*Selected text*
····················
9. Ownership of property in a town is not enough to create residency for voting purposes. 17 V.S.A. § 2122(b). Vermont law defines residency for voting purposes: "resident" shall mean a person who is domiciled in the town as evidenced by an intent to maintain a principal dwelling place in the town indefinitely. A person can only apply to be added to the checklist in one place—the location of the principal dwelling.
10. Justice should resign when he or she moves out of town.Although the law does not require a Justice of the Peace to resign if he or she moves from town, it is a best practice to do so. This is because if the Justice does not resign, there is no vacancy that can be filled, and it does not make sense for a non-resident to be involved in making decisions on elections and tax appeals, etc . . .
11. A dog must be licensed in the town where it is kept. Vermont law requires dogs to be licensed where they are kept – and not simply in any town in which the owner of the dog happens to own property. 20 V.S.A. § 3581. If the dog and dog’s owner move during the year, the license may be transferred by the clerk to the new town clerk. 20 V.S.A. § 3591. An out of state dog may be brought into Vermont for a period not exceeding 90 days without obtaining a Vermont license, provided that the dog is licensed in the other state and the owner possesses a certificate signed by a licensed veterinarian or state official of the other state that the dog has received a rabies vaccination that is current for the 90 days. 20 V.S.A. § 3587.
····················
*What you will do*
• a. Return, word for word, the part of the Vermont town law text starting with "11. A dog must" and going on through "V.S.A. § 3587.".
• b. Write the next part of the Vermont town law text, beginning right after its last sentence.
····················
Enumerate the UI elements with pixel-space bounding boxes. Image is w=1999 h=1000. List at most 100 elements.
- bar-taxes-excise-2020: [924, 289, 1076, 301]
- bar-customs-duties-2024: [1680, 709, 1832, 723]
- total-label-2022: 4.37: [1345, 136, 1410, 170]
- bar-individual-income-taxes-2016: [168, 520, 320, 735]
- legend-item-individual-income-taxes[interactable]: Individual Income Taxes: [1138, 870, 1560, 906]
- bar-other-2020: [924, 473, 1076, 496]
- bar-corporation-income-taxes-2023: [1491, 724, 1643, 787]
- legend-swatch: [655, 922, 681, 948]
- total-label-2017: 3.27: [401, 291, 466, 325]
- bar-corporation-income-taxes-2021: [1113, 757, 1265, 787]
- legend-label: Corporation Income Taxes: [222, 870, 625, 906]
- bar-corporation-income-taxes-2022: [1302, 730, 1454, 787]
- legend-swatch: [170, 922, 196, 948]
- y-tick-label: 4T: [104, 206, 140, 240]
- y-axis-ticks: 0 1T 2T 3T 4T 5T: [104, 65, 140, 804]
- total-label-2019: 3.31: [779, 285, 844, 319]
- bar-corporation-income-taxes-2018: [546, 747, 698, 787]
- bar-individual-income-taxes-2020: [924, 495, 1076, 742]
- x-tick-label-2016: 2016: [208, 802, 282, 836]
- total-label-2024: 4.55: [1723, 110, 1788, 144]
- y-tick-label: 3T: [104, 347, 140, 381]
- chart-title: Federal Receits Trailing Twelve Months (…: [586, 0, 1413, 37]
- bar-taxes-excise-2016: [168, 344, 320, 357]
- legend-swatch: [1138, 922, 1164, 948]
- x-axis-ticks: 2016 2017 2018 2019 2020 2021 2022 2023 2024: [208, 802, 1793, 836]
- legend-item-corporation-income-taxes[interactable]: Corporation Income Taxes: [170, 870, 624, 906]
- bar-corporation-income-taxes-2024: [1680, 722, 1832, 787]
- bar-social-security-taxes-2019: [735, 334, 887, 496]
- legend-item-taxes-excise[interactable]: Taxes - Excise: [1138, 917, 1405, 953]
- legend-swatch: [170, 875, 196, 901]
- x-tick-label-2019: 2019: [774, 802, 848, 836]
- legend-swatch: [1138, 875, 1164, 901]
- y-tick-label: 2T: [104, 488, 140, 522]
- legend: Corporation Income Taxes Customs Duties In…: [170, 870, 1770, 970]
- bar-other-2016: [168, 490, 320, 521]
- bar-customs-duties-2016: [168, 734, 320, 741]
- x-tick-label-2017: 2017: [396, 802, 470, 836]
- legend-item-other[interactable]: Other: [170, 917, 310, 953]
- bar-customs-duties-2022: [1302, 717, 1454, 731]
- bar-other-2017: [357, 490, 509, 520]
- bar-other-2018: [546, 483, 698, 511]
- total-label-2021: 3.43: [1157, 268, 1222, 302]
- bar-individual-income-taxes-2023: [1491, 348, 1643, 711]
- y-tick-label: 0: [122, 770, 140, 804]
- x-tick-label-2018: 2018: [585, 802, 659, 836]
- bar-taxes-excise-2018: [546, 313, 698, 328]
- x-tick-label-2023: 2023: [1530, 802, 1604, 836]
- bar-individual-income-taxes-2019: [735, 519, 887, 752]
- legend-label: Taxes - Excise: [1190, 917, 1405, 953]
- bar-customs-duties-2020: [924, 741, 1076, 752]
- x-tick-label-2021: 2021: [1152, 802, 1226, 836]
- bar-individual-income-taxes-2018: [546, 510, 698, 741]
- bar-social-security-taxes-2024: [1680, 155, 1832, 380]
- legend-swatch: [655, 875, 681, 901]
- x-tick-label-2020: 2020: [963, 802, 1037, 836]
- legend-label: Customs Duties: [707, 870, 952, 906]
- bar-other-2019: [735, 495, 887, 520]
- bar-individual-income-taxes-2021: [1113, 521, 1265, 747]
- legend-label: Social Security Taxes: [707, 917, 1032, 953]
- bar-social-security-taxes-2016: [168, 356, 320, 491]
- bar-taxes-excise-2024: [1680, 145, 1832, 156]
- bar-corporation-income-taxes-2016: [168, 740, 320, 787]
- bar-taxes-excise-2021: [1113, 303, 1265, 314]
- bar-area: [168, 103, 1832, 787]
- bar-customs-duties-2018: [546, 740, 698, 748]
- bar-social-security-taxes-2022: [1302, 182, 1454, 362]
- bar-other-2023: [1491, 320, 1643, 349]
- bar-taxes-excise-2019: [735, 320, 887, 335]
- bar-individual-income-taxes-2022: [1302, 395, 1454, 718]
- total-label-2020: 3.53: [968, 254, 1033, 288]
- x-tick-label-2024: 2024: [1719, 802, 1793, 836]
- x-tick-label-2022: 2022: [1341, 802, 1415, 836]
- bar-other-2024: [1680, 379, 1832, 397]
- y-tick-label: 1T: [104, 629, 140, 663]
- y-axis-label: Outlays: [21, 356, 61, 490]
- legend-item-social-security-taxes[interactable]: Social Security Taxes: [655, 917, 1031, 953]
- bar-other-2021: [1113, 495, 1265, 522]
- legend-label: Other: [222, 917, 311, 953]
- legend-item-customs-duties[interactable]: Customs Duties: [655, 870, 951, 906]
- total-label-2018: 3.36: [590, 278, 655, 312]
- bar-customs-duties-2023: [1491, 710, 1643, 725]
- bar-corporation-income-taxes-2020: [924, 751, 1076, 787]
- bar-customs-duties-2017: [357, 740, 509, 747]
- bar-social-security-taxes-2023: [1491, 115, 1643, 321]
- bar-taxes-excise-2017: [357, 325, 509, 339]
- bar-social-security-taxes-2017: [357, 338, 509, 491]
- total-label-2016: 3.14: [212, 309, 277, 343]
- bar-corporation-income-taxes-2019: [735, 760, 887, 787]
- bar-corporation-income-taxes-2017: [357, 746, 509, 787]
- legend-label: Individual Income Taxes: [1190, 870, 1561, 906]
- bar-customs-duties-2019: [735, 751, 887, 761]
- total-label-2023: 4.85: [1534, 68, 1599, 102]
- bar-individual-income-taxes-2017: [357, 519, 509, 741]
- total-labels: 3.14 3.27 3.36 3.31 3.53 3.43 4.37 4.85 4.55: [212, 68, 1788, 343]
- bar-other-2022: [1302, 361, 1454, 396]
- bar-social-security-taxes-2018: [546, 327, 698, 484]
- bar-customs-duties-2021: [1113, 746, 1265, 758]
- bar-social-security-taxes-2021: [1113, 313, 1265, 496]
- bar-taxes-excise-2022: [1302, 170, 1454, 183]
····················
*Answer section*
• a.
11. A dog must be licensed in the town where it is kept. Vermont law requires dogs to be licensed where they are kept – and not simply in any town in which the owner of the dog happens to own property. 20 V.S.A. § 3581. If the dog and dog’s owner move during the year, the license may be transferred by the clerk to the new town clerk. 20 V.S.A. § 3591. An out of state dog may be brought into Vermont for a period not exceeding 90 days without obtaining a Vermont license, provided that the dog is licensed in the other state and the owner possesses a certificate signed by a licensed veterinarian or state official of the other state that the dog has received a rabies vaccination that is current for the 90 days. 20 V.S.A. § 3587.

• b.
12. Curb cut or access permits must be obtained from the Selectboard for town highways. 19 V.S.A. § 1111. The selectboard are required to issue curb cut permits. The law does not permit them to delegate this responsibility to another town official. However, the selectboard can and should request input from the zoning administrator, fire chief, road foreman/public works director, or any other town officials that might have information relevant to the decision. The selectboard may make reasonable rules to carry out the provisions of section 1111 and to adequately protect the safety of the public, maintain reasonable service levels, and protect the public investment in the highway infrastructure. We recommend that selectboards keep copies of section 1111 available for reference when acting on access permits as there have been several recent amendments that reference compatibility with the municipal or regional plans.
13. We Recommend Creation of Board of Alternates. The selectboard may create a board of alternates to serve on the board of adjustment or development review board in situations when one or more members of the board are disqualified or otherwise unable to serve. 24 V.S.A. § 4461. However, this does not mean that the selectboard has the authority to declare that a member of the zoning board is disqualified to serve on a particular matter. It is still the responsibility of the zoning board or DRB member to recuse him or herself for a conflict or bias.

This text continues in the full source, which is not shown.